EXCERPTED RECORDS =>
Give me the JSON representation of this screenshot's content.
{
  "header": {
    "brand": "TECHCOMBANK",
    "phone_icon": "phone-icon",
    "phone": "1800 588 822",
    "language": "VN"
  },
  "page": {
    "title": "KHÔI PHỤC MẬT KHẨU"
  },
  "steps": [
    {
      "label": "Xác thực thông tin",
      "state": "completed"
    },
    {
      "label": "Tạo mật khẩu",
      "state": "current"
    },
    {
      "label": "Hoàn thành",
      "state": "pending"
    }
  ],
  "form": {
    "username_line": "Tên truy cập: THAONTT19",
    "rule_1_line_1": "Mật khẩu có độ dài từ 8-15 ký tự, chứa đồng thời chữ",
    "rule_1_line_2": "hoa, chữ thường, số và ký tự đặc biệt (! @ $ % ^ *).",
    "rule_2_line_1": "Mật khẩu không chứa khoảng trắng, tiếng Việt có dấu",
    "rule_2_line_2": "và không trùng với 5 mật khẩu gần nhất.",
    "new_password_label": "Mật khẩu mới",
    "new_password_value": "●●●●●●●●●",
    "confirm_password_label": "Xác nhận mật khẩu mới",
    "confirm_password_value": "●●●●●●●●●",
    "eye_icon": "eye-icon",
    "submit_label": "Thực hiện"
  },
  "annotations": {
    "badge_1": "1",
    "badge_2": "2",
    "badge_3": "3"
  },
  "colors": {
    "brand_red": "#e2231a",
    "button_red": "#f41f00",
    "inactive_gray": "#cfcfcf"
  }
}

DIRECTIONS FOR THIS TASK =>
In the entries above, find every line with the word "phone" and list it.

FINAL ANSWER =>
    "phone_icon": "phone-icon",
    "phone": "1800 588 822",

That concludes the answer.